Dataset
——

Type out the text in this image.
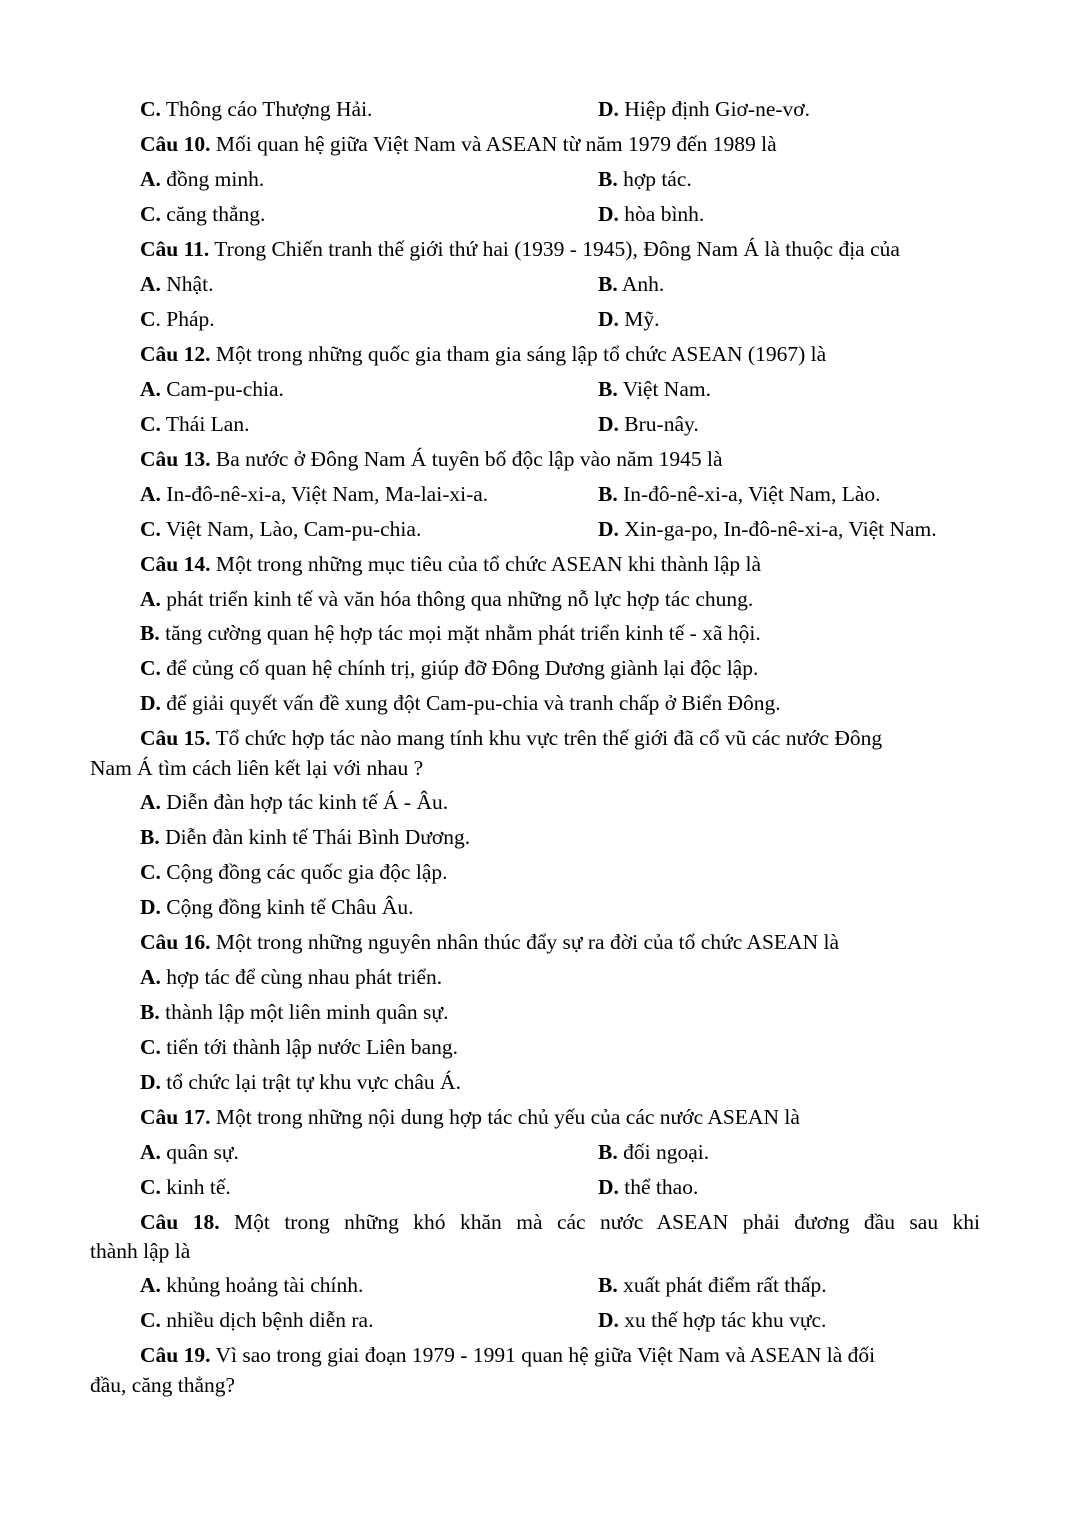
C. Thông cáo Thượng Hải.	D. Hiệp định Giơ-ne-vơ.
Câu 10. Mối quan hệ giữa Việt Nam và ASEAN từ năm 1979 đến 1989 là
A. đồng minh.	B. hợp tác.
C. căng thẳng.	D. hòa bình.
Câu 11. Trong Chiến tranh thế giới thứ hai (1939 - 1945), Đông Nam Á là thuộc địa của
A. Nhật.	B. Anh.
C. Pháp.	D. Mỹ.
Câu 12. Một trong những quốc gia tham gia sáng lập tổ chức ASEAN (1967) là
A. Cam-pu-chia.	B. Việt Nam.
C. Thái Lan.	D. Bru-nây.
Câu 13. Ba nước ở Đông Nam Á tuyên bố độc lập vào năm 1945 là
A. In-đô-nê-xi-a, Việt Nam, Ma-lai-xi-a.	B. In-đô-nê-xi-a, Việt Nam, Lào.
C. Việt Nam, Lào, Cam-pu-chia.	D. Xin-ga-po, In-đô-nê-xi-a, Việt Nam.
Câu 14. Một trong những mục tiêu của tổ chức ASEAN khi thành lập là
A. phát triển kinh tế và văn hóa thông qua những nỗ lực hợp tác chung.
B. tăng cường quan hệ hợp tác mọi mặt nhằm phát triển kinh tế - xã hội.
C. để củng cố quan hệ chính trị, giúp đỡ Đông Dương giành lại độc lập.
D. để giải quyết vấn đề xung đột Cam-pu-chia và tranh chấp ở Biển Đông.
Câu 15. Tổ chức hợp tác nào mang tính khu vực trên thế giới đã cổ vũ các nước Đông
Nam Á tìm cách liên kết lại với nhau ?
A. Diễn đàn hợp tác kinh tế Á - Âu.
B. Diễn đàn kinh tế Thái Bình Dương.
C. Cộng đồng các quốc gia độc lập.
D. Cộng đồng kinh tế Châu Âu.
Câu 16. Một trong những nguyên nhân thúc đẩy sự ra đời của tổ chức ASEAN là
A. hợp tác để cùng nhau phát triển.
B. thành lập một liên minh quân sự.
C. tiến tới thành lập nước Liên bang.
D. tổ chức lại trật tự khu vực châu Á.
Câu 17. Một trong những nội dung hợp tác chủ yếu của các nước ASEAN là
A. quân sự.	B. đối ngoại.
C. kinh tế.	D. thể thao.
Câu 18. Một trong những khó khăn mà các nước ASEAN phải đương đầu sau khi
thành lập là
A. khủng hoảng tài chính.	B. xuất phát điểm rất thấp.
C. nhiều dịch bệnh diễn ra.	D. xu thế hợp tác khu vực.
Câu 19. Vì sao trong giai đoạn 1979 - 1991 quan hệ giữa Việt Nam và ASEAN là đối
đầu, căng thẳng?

——

Description of the task
For each line of the entries that includes "Thái", show that line.

Full solution
C. Thái Lan.	D. Bru-nây.
B. Diễn đàn kinh tế Thái Bình Dương.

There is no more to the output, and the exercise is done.